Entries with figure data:
>> begin
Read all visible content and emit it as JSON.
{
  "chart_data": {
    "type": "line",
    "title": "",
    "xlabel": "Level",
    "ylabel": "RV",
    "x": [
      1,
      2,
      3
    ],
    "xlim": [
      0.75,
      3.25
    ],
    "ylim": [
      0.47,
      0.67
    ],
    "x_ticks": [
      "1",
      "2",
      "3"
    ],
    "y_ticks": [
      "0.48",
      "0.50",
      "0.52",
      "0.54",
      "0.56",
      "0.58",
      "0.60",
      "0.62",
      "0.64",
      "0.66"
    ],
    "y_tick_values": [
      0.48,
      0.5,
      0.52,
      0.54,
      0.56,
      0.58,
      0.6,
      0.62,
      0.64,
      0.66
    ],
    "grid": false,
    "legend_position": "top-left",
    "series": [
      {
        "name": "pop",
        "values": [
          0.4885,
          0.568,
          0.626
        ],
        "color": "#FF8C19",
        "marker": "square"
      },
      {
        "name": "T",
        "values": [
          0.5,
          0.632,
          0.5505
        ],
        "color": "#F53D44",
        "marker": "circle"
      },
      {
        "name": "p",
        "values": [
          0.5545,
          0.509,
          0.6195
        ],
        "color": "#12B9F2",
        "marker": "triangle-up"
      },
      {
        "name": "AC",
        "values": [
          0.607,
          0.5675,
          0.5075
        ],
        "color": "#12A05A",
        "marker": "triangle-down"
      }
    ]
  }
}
>> end
*WHAT THE EXERCISE ASKS*
Copy the material above back out, exactly as written.

*ANSWER TO THE PROBLEM*
Read all visible content and emit it as JSON.
{
  "chart_data": {
    "type": "line",
    "title": "",
    "xlabel": "Level",
    "ylabel": "RV",
    "x": [
      1,
      2,
      3
    ],
    "xlim": [
      0.75,
      3.25
    ],
    "ylim": [
      0.47,
      0.67
    ],
    "x_ticks": [
      "1",
      "2",
      "3"
    ],
    "y_ticks": [
      "0.48",
      "0.50",
      "0.52",
      "0.54",
      "0.56",
      "0.58",
      "0.60",
      "0.62",
      "0.64",
      "0.66"
    ],
    "y_tick_values": [
      0.48,
      0.5,
      0.52,
      0.54,
      0.56,
      0.58,
      0.6,
      0.62,
      0.64,
      0.66
    ],
    "grid": false,
    "legend_position": "top-left",
    "series": [
      {
        "name": "pop",
        "values": [
          0.4885,
          0.568,
          0.626
        ],
        "color": "#FF8C19",
        "marker": "square"
      },
      {
        "name": "T",
        "values": [
          0.5,
          0.632,
          0.5505
        ],
        "color": "#F53D44",
        "marker": "circle"
      },
      {
        "name": "p",
        "values": [
          0.5545,
          0.509,
          0.6195
        ],
        "color": "#12B9F2",
        "marker": "triangle-up"
      },
      {
        "name": "AC",
        "values": [
          0.607,
          0.5675,
          0.5075
        ],
        "color": "#12A05A",
        "marker": "triangle-down"
      }
    ]
  }
}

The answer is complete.